_DOCUMENT SECTION_.
────

Pariyanaki vanta avunan utal kinta amararkku
Ariya Atipiran Arangattamalan mukattu
Kariyavakip putai parantu milirntu cevvariyati ninda ap
Periyavaya kankal ennaippetaimai ceytanave ! ||8||

Those eyes, long and broad, red streaks running along
Eyeballs white and pupils dark, on the face glistening
Of our Benefactor, first and foremost, unto celestials rare,
The Lord immaculate at Arangam, who the bowels tore
Of the burly demon, come to bully Prahlad, his young son,
Have by their charm exquisite overwhelmed me, on their own ||

Pariyanaki vantu avunan utal kinda(van): This refers to Lord Narasimha slaying the demoniac Hiranya, the fat bully. He was a veritable mountain of flesh, a stupendous mass of fleshy (corporal) ignorance (tamas), gathered from all the worlds, as Sri Vedanta Desika puts it. Yes, the demon had been fattened awfully by boons of all sorts, secured from the celestials, a grand feast indeed for Lord Narasimha’s robust, claw-like nails, of unimaginable strength. Pointing to a column of pillar, in front, the irate father threateningly questioned his son, Prahlada, whether that Hari, on the latter’s lips, all the time, was right there or not. The little one, a staunch, unflinching devotee of Lord Hari (Visnu Bhagavan), affirmed without the slightest tinge of diffidence or hesitation;

“Sire ! Hari is everywhere, inside the animate beings like You and I as well as the inanimate things like this pillar”.

As if to prove the youngster wrong, the demon slapped the pillar, with frenzied fury. And lo ! there and then Lord Hari, in the exotic form of ‘Man-Lion’, stepped out of the ripped- open pillar, a fully-grown adult (more than a match for that fat ram, Hiranya), ready for instant combat, His face blazing with fury (righteous indignation), His tongue drooping down the lip, His looks, fierce and piercing, clenched fist, ready to land devastating punches on its target and ominous peals of laughter, terrific and terrifying. The strange Visitor took the formidable opponent (by now, mentally roasted like a pig) by that very hand, which slapped the pillar, led him on to the threshold of the palace and tore open his bowels with His formidable nails like the dry fibre of the plantain truck and finished him off. Yes, He eliminated him physically as souls vest in Him and the one inside the physical frame of the opponent would get lost to Him altogether, if allowed to remain in that foul frame any longer.

But all these pale into insignificance before the achievement of the immaculate Lord at Arangam. Lord Narasimha responded to the prayer of just one devotee and put in His apperance between the two vertical halves of a pillar. But Lord Ranganatha came down here from His transcendental abode, on His own, took His abode between two rivers, making Himself visible to our naked (fleshy) eyes in the Sanctum between two pillars (Manttun-amoda sthamba) and retrieving numberless devotees through His indescribable beauty, an irresistible charm of unlimited dimensions, unasked, unsolicited (not prayed for, as Prahlada did). Therefore it is, Pan Perumal has referred to Him, in this song, as Arangattamalan, the immaculate Lord, possessed of purity of the highest order. (See also notes under Song One where the different facets of the Lord’s purity, par excellence, have been analysed). It may be recalled that, in the context of Vibhishana’s admission into Lord Rama’s camp, He solemnly affirmed that He would not give up the supplicant, at the doorstep on any account, whatever be the arguments, for or against admission. Even so, the immaculate Lord at Arangam would not give us up, not withstanding the host of infirmities, bedevilling us. It is also noteworthy that even while reposing on His serpent-bed at Arangam, He is facing the southerly direction, casting His sweet glances on Vibhisana.

────

_DATA ENTRIES_.
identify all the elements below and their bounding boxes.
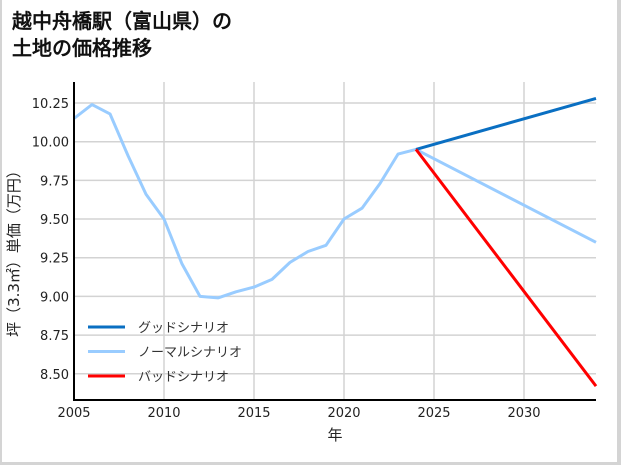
title-line-1: 越中舟橋駅（富山県）の [12,9,232,33]
x-axis-label: 年 [327,426,342,444]
x-tick-label: 2015 [237,406,270,421]
tick-labels: 8.50 8.75 9.00 9.25 9.50 9.75 10.00 10.25 2005 20… [32,97,541,421]
x-tick-label: 2030 [507,406,540,421]
chart-title: 越中舟橋駅（富山県）の 土地の価格推移 [12,8,232,62]
y-tick-label: 9.50 [40,213,69,228]
gridlines [74,82,596,400]
axes [73,82,596,401]
x-tick-label: 2020 [327,406,360,421]
y-tick-label: 9.75 [40,174,69,189]
title-line-2: 土地の価格推移 [12,36,152,60]
legend-label: バッドシナリオ [138,370,229,385]
series-line [414,148,598,388]
data-lines [73,96,598,388]
y-tick-label: 8.50 [40,368,69,383]
legend-label: ノーマルシナリオ [138,346,242,361]
y-tick-label: 9.00 [40,290,69,305]
y-tick-label: 8.75 [40,329,69,344]
x-tick-label: 2010 [147,406,180,421]
y-tick-label: 9.25 [40,252,69,267]
x-tick-label: 2025 [417,406,450,421]
y-tick-label: 10.00 [32,136,69,151]
y-axis-label: 坪（3.3㎡）単価（万円） [5,163,23,337]
series-line [415,96,597,151]
legend-label: グッドシナリオ [138,321,229,336]
series-line [73,103,417,300]
x-tick-label: 2005 [57,406,90,421]
series-line [415,148,597,244]
y-tick-label: 10.25 [32,97,69,112]
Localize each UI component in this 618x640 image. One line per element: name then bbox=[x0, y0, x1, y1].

────

_WHAT IS REQUIRED_. Pick up the commentary on the Arangam verse about the Lord's eyes and continue it from its last sentence. You can set the material aside; it plays no part here.

_REPLY TO THE EXERCISE_.
Kariyavaki pudai parantu milirntu cevvariyoti: The beautiful setting of the Lord’s eyes is projected in this line. Yes, He is ‘Purdarikaksa’ – the one with eyes, resembling lotus, ever fresh and in full bloom. The colour of the eyeballs is white. The red streaks, running along the surface signify (i) the ‘Mahapurusa laksana’, the vestiges of the Great One, the Soverign Master of the Universe, (ii) He is the spouse of Goddess Laksmi whose red complexion gets imprinted in His grazing eyes (see IX-4 of Tiruvaymoli) and (iii) His inordinate love for the devout turning His eyes red (blood-shot) with delight (see VIII-8 of Tiruvaymoli which opens with a description of the Lord’s exquisite charm, getting enhanced manifold on His mingling with Nammalvar). The pupils are black and lustrous, glistening, all the more, against the backdrop of the white eyeballs, interspersed with red streaks. So charming and graceful the eyes are that they seem to vie with the Lord’s exuberance to redeem His devotees, the eyes themselves wanting to shed all that benevolence. As a matter of fact, one’s benevolence as well as its opposite number, namely, wrathful displeasure gets reflected in one’s eyes.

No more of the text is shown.